INPUT DATA:
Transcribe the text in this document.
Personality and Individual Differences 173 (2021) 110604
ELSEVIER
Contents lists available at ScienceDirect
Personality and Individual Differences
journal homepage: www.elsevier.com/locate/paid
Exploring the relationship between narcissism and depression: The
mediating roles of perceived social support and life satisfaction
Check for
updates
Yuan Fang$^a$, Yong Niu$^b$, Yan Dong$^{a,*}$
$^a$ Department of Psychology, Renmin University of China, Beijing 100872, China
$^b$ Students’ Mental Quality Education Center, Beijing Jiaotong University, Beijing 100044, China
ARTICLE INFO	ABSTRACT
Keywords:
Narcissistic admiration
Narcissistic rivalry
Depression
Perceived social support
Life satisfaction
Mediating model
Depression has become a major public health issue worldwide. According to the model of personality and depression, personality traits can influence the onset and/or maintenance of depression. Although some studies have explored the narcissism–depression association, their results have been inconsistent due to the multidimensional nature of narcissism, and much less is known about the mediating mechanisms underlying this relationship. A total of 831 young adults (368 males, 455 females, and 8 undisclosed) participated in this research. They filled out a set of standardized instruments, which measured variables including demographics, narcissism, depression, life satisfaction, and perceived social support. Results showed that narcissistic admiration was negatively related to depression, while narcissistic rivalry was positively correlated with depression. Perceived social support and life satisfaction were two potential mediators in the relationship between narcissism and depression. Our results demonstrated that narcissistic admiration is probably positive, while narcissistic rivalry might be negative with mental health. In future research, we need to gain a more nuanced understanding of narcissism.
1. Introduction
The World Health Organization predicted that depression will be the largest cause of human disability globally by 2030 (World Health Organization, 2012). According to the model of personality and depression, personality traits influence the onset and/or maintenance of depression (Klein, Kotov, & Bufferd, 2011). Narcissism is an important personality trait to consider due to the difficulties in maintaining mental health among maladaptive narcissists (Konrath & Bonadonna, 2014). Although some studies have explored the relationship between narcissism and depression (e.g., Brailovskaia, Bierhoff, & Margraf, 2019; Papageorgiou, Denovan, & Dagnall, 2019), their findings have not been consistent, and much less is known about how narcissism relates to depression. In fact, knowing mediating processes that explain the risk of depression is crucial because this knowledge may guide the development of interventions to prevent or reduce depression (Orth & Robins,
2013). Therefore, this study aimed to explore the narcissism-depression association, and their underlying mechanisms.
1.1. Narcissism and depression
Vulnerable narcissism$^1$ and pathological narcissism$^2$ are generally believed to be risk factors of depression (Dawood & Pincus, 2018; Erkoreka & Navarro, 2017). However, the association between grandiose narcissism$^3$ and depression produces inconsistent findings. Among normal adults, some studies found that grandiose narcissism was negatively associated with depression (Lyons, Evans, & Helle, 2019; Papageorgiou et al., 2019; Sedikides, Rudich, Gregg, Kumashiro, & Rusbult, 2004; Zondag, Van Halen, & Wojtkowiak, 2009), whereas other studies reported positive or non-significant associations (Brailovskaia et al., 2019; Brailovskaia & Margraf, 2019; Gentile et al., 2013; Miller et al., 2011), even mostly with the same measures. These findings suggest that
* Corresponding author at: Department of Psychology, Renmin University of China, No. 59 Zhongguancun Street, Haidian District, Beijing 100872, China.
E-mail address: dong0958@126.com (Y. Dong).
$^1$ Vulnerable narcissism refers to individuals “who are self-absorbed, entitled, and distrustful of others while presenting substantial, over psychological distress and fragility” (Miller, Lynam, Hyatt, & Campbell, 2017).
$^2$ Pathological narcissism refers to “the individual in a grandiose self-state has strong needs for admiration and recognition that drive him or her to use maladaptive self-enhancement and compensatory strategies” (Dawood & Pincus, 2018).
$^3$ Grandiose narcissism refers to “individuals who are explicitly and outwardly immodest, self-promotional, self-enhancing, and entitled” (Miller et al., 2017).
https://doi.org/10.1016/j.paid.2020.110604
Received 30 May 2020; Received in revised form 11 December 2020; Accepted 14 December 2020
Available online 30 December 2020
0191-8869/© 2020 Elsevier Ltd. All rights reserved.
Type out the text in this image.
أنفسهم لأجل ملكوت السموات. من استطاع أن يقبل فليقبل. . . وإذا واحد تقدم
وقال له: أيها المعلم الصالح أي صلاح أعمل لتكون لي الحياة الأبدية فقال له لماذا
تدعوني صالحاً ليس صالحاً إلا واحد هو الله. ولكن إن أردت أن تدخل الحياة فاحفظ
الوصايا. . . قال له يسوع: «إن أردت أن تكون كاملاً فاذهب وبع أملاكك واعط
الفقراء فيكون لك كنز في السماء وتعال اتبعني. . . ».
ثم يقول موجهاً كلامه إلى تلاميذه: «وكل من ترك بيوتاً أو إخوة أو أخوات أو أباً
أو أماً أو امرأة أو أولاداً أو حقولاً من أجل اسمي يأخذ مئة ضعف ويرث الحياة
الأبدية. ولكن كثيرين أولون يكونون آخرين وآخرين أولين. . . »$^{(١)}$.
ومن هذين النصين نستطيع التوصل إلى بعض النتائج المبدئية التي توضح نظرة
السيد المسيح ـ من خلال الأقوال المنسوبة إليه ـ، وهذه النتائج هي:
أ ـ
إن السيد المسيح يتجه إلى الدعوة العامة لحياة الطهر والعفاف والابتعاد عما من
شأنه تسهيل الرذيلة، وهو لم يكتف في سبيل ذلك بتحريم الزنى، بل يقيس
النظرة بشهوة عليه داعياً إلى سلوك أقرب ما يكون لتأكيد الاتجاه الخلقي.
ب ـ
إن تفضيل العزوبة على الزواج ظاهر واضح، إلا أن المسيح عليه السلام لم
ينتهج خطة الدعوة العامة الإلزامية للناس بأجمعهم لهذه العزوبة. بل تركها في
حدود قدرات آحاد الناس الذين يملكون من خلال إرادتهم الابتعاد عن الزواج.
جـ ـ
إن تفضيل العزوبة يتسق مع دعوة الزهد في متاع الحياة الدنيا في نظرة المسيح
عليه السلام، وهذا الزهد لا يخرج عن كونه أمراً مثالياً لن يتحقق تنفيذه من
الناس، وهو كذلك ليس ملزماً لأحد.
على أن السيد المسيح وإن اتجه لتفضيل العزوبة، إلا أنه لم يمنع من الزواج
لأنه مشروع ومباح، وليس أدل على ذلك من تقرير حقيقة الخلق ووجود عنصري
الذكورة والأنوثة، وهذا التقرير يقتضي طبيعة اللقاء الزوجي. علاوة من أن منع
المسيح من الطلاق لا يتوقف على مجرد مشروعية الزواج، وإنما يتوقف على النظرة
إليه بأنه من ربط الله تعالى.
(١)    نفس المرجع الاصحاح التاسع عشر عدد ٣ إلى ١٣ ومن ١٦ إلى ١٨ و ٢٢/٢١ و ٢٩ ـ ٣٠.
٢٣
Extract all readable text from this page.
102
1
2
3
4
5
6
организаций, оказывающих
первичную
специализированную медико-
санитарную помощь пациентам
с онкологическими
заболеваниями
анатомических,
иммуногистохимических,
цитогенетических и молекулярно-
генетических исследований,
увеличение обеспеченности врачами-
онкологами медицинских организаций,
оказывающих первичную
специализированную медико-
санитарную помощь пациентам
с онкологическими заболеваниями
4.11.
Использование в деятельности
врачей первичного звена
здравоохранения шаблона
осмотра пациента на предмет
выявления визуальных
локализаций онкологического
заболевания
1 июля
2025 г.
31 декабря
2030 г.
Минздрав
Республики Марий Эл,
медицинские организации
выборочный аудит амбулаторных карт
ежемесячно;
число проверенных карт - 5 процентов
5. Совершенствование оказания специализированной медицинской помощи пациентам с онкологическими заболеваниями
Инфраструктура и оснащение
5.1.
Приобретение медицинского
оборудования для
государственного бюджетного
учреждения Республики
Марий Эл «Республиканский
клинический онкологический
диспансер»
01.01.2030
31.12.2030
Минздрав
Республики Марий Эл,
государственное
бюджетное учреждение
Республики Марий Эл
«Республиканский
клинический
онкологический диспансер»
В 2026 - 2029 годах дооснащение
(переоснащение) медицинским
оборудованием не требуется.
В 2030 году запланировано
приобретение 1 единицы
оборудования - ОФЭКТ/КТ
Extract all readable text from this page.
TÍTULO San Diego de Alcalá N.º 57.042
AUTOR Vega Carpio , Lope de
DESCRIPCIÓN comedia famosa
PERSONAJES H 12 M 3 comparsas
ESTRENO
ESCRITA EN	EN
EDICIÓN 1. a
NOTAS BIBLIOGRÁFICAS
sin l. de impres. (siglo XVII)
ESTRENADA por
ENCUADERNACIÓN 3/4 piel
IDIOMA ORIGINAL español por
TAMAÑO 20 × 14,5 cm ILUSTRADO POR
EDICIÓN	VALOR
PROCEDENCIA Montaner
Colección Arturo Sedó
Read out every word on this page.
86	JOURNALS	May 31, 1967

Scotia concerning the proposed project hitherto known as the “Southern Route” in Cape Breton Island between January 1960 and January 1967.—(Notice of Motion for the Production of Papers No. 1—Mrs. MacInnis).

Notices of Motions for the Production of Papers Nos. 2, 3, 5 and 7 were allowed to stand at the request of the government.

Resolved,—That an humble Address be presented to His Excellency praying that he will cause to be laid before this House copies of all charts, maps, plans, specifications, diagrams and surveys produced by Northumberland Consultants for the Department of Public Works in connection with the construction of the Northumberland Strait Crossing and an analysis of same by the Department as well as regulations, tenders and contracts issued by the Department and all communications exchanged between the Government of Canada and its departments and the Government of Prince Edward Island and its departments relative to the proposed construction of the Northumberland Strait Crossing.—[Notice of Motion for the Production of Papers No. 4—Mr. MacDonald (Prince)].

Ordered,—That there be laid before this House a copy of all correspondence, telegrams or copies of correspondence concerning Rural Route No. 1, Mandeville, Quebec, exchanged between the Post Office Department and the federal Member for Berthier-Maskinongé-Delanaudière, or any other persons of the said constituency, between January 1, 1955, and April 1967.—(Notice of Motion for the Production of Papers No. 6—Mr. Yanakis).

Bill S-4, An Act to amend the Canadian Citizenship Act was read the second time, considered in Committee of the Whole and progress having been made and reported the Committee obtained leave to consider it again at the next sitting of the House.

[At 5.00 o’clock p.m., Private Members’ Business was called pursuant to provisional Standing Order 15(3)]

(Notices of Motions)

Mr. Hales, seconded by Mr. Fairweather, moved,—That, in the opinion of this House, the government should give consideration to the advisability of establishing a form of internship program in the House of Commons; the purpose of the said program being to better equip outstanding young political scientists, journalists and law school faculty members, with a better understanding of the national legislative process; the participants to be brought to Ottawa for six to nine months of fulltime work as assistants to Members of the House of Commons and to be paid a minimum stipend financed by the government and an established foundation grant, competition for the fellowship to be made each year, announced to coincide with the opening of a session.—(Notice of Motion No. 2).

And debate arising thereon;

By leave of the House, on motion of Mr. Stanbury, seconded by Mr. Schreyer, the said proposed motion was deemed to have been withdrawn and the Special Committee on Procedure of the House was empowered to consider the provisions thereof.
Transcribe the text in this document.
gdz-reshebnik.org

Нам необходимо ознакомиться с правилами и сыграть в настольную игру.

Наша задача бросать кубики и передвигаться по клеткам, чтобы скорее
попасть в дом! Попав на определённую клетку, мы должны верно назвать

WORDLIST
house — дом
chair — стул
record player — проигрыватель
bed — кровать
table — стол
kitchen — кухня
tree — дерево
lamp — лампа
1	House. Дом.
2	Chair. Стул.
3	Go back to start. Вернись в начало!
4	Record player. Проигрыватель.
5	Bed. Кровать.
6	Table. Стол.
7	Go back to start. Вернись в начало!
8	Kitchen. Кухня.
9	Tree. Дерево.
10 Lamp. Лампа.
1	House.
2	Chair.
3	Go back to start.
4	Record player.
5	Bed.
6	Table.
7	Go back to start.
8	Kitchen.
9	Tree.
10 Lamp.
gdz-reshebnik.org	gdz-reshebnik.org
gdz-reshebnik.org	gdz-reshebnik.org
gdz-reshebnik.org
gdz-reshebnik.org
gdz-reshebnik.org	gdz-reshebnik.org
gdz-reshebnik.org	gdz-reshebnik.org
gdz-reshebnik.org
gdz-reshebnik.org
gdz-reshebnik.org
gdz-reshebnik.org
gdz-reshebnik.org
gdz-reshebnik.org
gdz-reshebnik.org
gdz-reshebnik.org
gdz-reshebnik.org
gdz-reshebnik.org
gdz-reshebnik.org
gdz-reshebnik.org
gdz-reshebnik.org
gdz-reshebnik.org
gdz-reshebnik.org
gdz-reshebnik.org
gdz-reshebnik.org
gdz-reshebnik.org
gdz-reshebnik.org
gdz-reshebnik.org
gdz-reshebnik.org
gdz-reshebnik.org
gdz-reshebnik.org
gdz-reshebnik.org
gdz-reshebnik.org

DIRECTIONS: Pull every line holding "Motions" out of the records.

WRITTEN REPLY:
Notices of Motions for the Production of Papers Nos. 2, 3, 5 and 7 were allowed to stand at the request of the government.
(Notices of Motions)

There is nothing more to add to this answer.